Exercise task — Leave out the pictures and copy every record exactly.

========================

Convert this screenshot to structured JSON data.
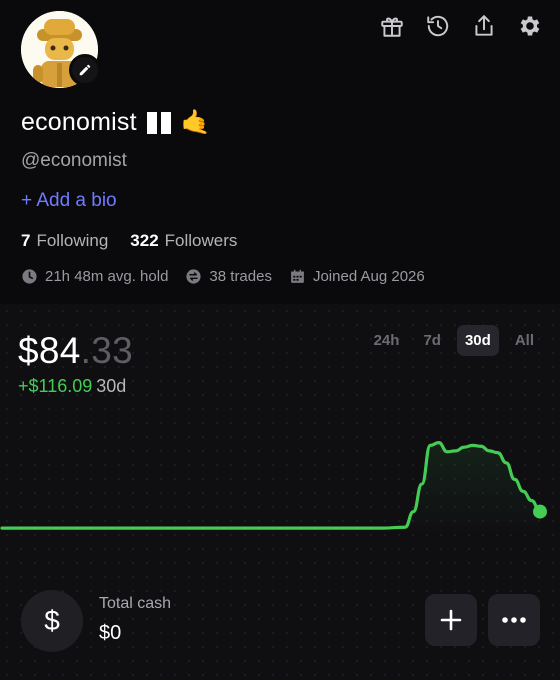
{
  "profile": {
    "display_name": "economist",
    "flag_emoji": "🇳🇬",
    "hand_emoji": "🤙",
    "handle": "@economist",
    "add_bio": "+ Add a bio",
    "following_count": "7",
    "following_label": "Following",
    "followers_count": "322",
    "followers_label": "Followers",
    "avg_hold": "21h 48m avg. hold",
    "trades": "38 trades",
    "joined": "Joined Aug 2026"
  },
  "header_icons": [
    "gift-icon",
    "history-icon",
    "share-icon",
    "settings-icon"
  ],
  "portfolio": {
    "balance_main": "$84",
    "balance_cents": ".33",
    "change_amount": "+$116.09",
    "change_period": "30d",
    "ranges": [
      {
        "label": "24h",
        "active": false
      },
      {
        "label": "7d",
        "active": false
      },
      {
        "label": "30d",
        "active": true
      },
      {
        "label": "All",
        "active": false
      }
    ]
  },
  "cash": {
    "symbol": "$",
    "label": "Total cash",
    "value": "$0"
  },
  "colors": {
    "accent_green": "#45cc55",
    "link_blue": "#6f7bff",
    "background": "#0a0a0c"
  },
  "chart_data": {
    "type": "line",
    "series": [
      {
        "values": [
          0.02,
          0.02,
          0.02,
          0.02,
          0.02,
          0.02,
          0.02,
          0.02,
          0.02,
          0.02,
          0.02,
          0.02,
          0.02,
          0.02,
          0.02,
          0.02,
          0.02,
          0.03,
          0.2,
          0.5,
          0.92,
          0.95,
          0.85,
          0.86,
          0.9,
          0.92,
          0.91,
          0.86,
          0.84,
          0.73,
          0.55,
          0.42,
          0.32,
          0.2
        ]
      }
    ],
    "ylim": [
      0,
      1
    ],
    "grid": false
  }
}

========================

Right answer —
Convert this screenshot to structured JSON data.
{
  "profile": {
    "display_name": "economist",
    "flag_emoji": "🇳🇬",
    "hand_emoji": "🤙",
    "handle": "@economist",
    "add_bio": "+ Add a bio",
    "following_count": "7",
    "following_label": "Following",
    "followers_count": "322",
    "followers_label": "Followers",
    "avg_hold": "21h 48m avg. hold",
    "trades": "38 trades",
    "joined": "Joined Aug 2026"
  },
  "header_icons": [
    "gift-icon",
    "history-icon",
    "share-icon",
    "settings-icon"
  ],
  "portfolio": {
    "balance_main": "$84",
    "balance_cents": ".33",
    "change_amount": "+$116.09",
    "change_period": "30d",
    "ranges": [
      {
        "label": "24h",
        "active": false
      },
      {
        "label": "7d",
        "active": false
      },
      {
        "label": "30d",
        "active": true
      },
      {
        "label": "All",
        "active": false
      }
    ]
  },
  "cash": {
    "symbol": "$",
    "label": "Total cash",
    "value": "$0"
  },
  "colors": {
    "accent_green": "#45cc55",
    "link_blue": "#6f7bff",
    "background": "#0a0a0c"
  },
  "chart_data": {
    "type": "line",
    "series": [
      {
        "values": [
          0.02,
          0.02,
          0.02,
          0.02,
          0.02,
          0.02,
          0.02,
          0.02,
          0.02,
          0.02,
          0.02,
          0.02,
          0.02,
          0.02,
          0.02,
          0.02,
          0.02,
          0.03,
          0.2,
          0.5,
          0.92,
          0.95,
          0.85,
          0.86,
          0.9,
          0.92,
          0.91,
          0.86,
          0.84,
          0.73,
          0.55,
          0.42,
          0.32,
          0.2
        ]
      }
    ],
    "ylim": [
      0,
      1
    ],
    "grid": false
  }
}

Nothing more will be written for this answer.